What needs to be done ▸ Only the number is wanted: how many lines of the data contain "this"?

Excerpted records ▸
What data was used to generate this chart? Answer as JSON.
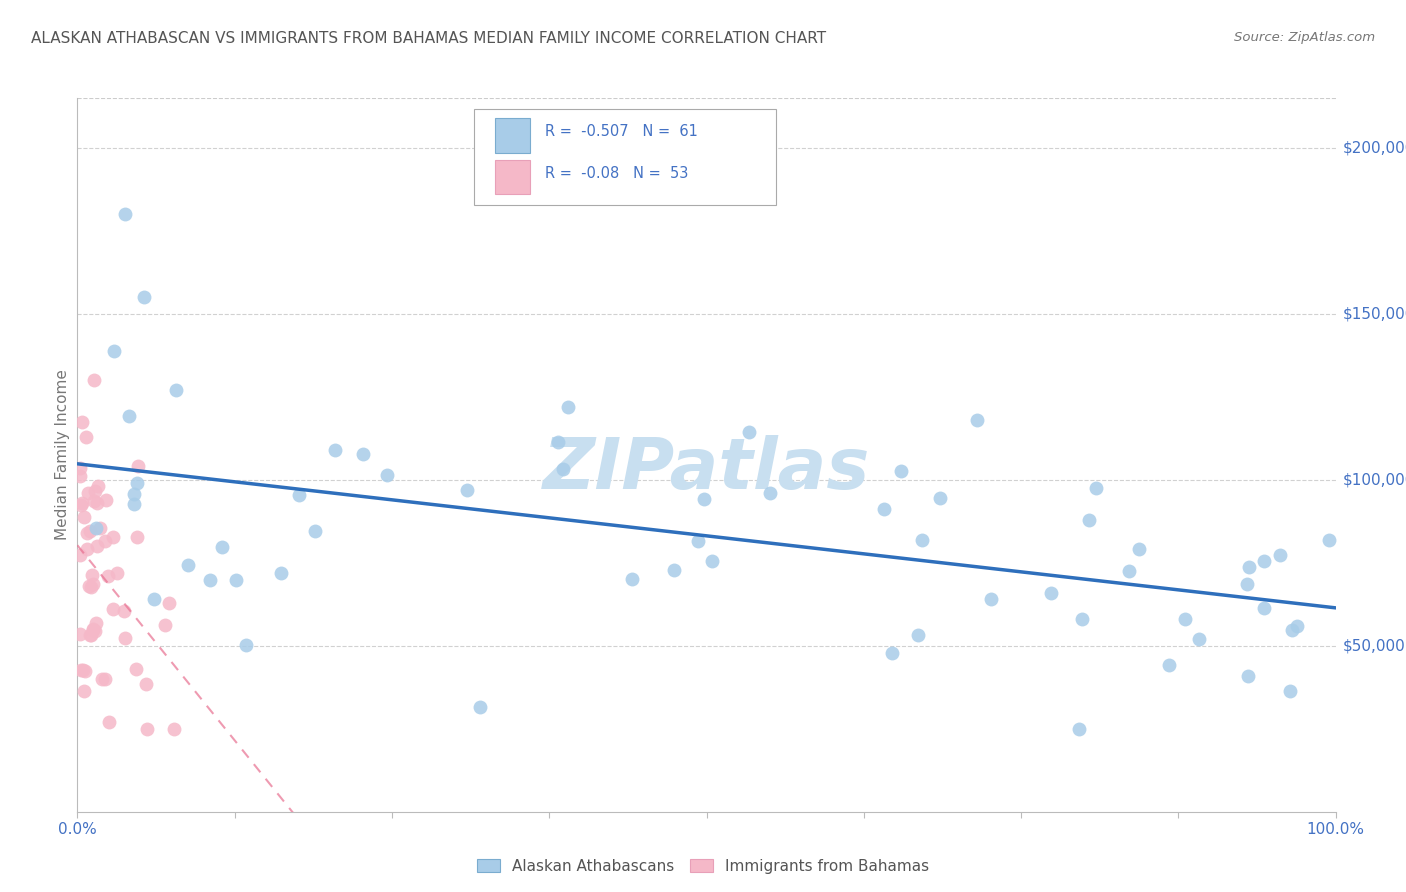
{
  "title": "ALASKAN ATHABASCAN VS IMMIGRANTS FROM BAHAMAS MEDIAN FAMILY INCOME CORRELATION CHART",
  "source": "Source: ZipAtlas.com",
  "ylabel": "Median Family Income",
  "r_blue": -0.507,
  "n_blue": 61,
  "r_pink": -0.08,
  "n_pink": 53,
  "legend_blue_label": "Alaskan Athabascans",
  "legend_pink_label": "Immigrants from Bahamas",
  "blue_scatter_color": "#a8cce8",
  "pink_scatter_color": "#f5b8c8",
  "blue_line_color": "#2e6fbc",
  "pink_line_color": "#e87090",
  "background_color": "#ffffff",
  "grid_color": "#cccccc",
  "ylim_min": 0,
  "ylim_max": 215000,
  "watermark": "ZIPatlas",
  "watermark_color": "#c8dff0",
  "title_color": "#555555",
  "tick_color": "#4472c4",
  "source_color": "#777777"
}
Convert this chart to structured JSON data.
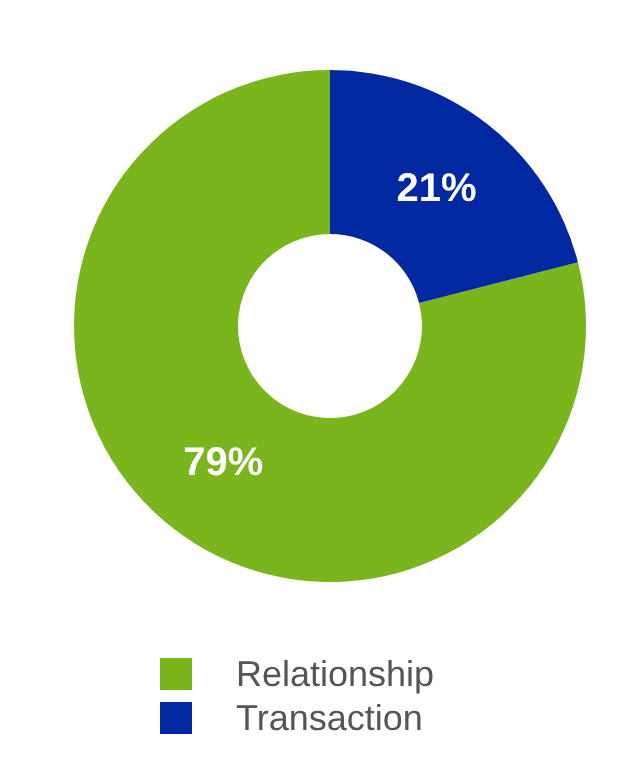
{
  "chart_data": {
    "type": "donut",
    "categories": [
      "Relationship",
      "Transaction"
    ],
    "values": [
      79,
      21
    ],
    "colors": [
      "#7ab51d",
      "#0028a0"
    ],
    "value_labels": [
      "79%",
      "21%"
    ],
    "legend": "bottom"
  }
}
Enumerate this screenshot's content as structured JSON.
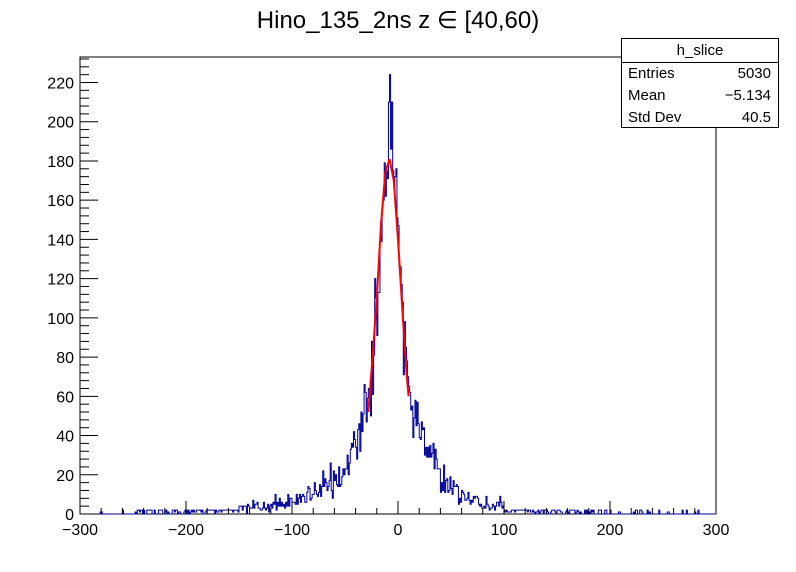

Problem solution ▸ 3